* **LISTING**:
= = =

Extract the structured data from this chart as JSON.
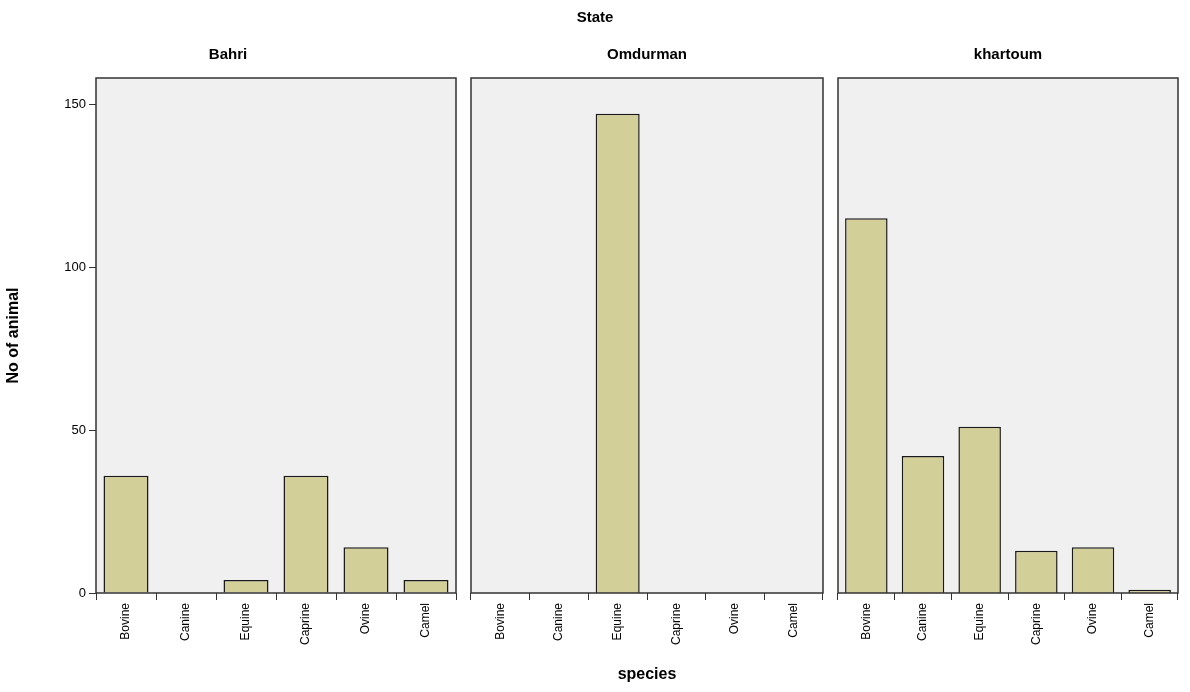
{
  "chart_data": [
    {
      "type": "bar",
      "title": "Bahri",
      "ylabel": "No of animal",
      "categories": [
        "Bovine",
        "Canine",
        "Equine",
        "Caprine",
        "Ovine",
        "Camel"
      ],
      "values": [
        36,
        0,
        4,
        36,
        14,
        4
      ],
      "color": "#d3cf98",
      "ylim": [
        0,
        158
      ],
      "yticks": [
        0,
        50,
        100,
        150
      ]
    },
    {
      "type": "bar",
      "title": "Omdurman",
      "xlabel": "species",
      "annotations": [
        "State"
      ],
      "categories": [
        "Bovine",
        "Canine",
        "Equine",
        "Caprine",
        "Ovine",
        "Camel"
      ],
      "values": [
        0,
        0,
        147,
        0,
        0,
        0
      ],
      "color": "#d3cf98",
      "ylim": [
        0,
        158
      ],
      "yticks": [
        0,
        50,
        100,
        150
      ],
      "tick_labels": "x"
    },
    {
      "type": "bar",
      "title": "khartoum",
      "categories": [
        "Bovine",
        "Canine",
        "Equine",
        "Caprine",
        "Ovine",
        "Camel"
      ],
      "values": [
        115,
        42,
        51,
        13,
        14,
        1
      ],
      "color": "#d3cf98",
      "ylim": [
        0,
        158
      ],
      "yticks": [
        0,
        50,
        100,
        150
      ],
      "tick_labels": "x"
    }
  ]
}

= = =

* **TASK BRIEF**:
Your copy should match the records word for word, with the pictures removed.

* **IN RESPONSE**:
Extract the structured data from this chart as JSON.
{
  "chart_data": [
    {
      "type": "bar",
      "title": "Bahri",
      "ylabel": "No of animal",
      "categories": [
        "Bovine",
        "Canine",
        "Equine",
        "Caprine",
        "Ovine",
        "Camel"
      ],
      "values": [
        36,
        0,
        4,
        36,
        14,
        4
      ],
      "color": "#d3cf98",
      "ylim": [
        0,
        158
      ],
      "yticks": [
        0,
        50,
        100,
        150
      ]
    },
    {
      "type": "bar",
      "title": "Omdurman",
      "xlabel": "species",
      "annotations": [
        "State"
      ],
      "categories": [
        "Bovine",
        "Canine",
        "Equine",
        "Caprine",
        "Ovine",
        "Camel"
      ],
      "values": [
        0,
        0,
        147,
        0,
        0,
        0
      ],
      "color": "#d3cf98",
      "ylim": [
        0,
        158
      ],
      "yticks": [
        0,
        50,
        100,
        150
      ],
      "tick_labels": "x"
    },
    {
      "type": "bar",
      "title": "khartoum",
      "categories": [
        "Bovine",
        "Canine",
        "Equine",
        "Caprine",
        "Ovine",
        "Camel"
      ],
      "values": [
        115,
        42,
        51,
        13,
        14,
        1
      ],
      "color": "#d3cf98",
      "ylim": [
        0,
        158
      ],
      "yticks": [
        0,
        50,
        100,
        150
      ],
      "tick_labels": "x"
    }
  ]
}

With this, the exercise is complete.